** start Record list **

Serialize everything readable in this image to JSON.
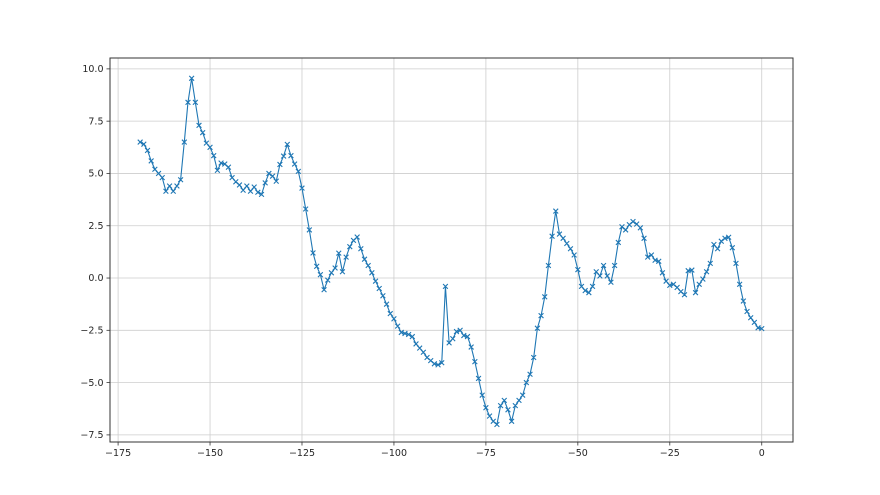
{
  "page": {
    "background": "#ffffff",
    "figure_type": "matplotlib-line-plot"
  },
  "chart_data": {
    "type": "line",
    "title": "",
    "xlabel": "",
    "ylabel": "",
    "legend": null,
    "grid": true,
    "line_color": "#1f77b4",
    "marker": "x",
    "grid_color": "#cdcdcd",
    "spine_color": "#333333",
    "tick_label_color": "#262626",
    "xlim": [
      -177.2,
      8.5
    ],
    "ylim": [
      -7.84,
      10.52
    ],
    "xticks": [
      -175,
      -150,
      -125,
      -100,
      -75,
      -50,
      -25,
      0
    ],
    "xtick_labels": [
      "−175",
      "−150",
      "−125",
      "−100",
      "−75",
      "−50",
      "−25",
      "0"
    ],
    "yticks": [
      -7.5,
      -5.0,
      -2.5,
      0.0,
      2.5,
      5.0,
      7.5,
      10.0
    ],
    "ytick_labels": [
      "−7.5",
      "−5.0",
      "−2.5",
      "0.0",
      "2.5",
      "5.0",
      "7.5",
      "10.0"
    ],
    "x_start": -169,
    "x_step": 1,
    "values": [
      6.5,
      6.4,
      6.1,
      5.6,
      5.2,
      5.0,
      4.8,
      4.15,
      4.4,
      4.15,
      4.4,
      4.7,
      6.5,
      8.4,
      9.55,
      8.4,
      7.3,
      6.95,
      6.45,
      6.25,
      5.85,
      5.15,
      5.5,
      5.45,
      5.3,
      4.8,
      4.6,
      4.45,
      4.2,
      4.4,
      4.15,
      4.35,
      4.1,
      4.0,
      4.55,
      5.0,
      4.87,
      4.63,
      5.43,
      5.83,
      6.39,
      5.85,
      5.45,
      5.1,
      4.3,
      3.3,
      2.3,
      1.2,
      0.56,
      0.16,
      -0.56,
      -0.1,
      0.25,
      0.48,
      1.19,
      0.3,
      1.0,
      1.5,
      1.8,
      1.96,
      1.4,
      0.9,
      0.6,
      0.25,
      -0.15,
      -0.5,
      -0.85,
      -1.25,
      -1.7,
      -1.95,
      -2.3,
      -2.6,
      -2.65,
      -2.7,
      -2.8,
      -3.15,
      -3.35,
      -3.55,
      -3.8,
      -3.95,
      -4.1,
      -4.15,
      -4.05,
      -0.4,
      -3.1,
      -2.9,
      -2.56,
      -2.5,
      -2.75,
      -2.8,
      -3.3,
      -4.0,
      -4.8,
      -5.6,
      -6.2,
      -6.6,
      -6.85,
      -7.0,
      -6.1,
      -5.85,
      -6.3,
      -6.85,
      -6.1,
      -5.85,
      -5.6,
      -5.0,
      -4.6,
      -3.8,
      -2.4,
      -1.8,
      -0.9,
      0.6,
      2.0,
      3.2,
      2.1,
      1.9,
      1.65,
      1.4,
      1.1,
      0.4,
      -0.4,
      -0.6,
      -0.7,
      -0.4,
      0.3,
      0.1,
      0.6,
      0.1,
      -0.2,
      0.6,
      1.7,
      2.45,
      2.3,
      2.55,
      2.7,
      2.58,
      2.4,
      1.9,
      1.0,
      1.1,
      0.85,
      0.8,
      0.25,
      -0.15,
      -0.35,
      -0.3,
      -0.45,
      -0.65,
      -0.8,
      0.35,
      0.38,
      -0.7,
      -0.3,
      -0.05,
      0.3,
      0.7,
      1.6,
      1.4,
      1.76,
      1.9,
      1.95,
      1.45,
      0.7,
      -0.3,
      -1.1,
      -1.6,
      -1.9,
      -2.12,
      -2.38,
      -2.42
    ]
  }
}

** end Record list **
** start Record list **

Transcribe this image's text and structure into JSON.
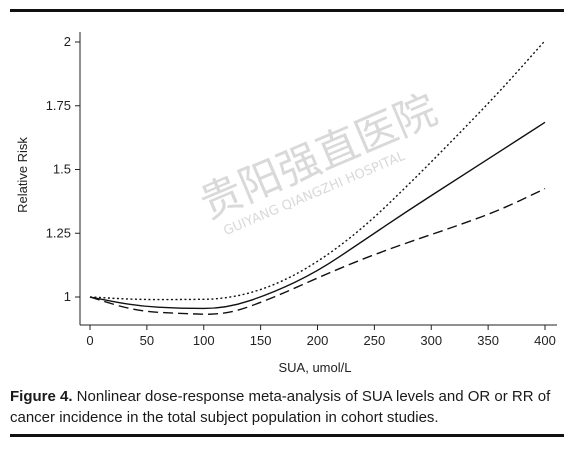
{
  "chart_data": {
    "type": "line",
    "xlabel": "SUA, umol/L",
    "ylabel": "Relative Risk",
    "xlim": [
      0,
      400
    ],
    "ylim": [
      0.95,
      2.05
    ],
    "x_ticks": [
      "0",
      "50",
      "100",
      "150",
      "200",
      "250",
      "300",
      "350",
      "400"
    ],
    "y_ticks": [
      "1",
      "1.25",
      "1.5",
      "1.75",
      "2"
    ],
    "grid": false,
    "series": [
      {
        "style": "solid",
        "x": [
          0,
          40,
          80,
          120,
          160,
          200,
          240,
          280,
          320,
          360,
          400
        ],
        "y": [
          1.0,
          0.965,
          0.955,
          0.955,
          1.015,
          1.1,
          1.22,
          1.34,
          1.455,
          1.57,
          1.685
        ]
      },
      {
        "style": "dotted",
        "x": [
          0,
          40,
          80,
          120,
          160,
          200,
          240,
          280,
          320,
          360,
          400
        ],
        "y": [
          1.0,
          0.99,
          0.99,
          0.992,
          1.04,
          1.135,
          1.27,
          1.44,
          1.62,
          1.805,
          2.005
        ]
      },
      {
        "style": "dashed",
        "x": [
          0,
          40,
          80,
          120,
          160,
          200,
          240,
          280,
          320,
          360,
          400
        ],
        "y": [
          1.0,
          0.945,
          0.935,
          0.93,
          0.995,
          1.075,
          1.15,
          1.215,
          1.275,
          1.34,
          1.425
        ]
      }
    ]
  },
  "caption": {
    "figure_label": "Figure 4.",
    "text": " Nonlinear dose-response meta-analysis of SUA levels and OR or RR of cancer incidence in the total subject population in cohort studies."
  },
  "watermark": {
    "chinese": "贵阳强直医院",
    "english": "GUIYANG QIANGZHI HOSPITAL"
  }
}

** end Record list **
** start Record list **

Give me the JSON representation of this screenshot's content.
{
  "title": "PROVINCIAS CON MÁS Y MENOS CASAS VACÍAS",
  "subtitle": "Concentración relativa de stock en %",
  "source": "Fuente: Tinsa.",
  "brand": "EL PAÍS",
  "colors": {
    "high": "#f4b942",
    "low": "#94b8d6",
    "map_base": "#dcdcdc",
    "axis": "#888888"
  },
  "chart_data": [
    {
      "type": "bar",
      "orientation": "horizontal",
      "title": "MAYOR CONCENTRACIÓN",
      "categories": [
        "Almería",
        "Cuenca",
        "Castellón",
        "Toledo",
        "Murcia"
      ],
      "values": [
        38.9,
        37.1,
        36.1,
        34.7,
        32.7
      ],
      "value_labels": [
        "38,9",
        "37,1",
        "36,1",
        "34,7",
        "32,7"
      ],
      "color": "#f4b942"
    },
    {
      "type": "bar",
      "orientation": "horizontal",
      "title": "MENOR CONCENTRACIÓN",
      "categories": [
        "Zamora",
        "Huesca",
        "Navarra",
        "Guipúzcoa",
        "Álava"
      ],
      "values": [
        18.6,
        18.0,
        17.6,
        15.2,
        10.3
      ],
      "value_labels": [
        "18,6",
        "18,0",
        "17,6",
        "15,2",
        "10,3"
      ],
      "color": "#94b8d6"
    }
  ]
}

** end Record list **

Do this => Copy each line above containing the string "text".

Solved problem =>
Transcribe this image's text and structure into JSON.
    "text": " Nonlinear dose-response meta-analysis of SUA levels and OR or RR of cancer incidence in the total subject population in cohort studies."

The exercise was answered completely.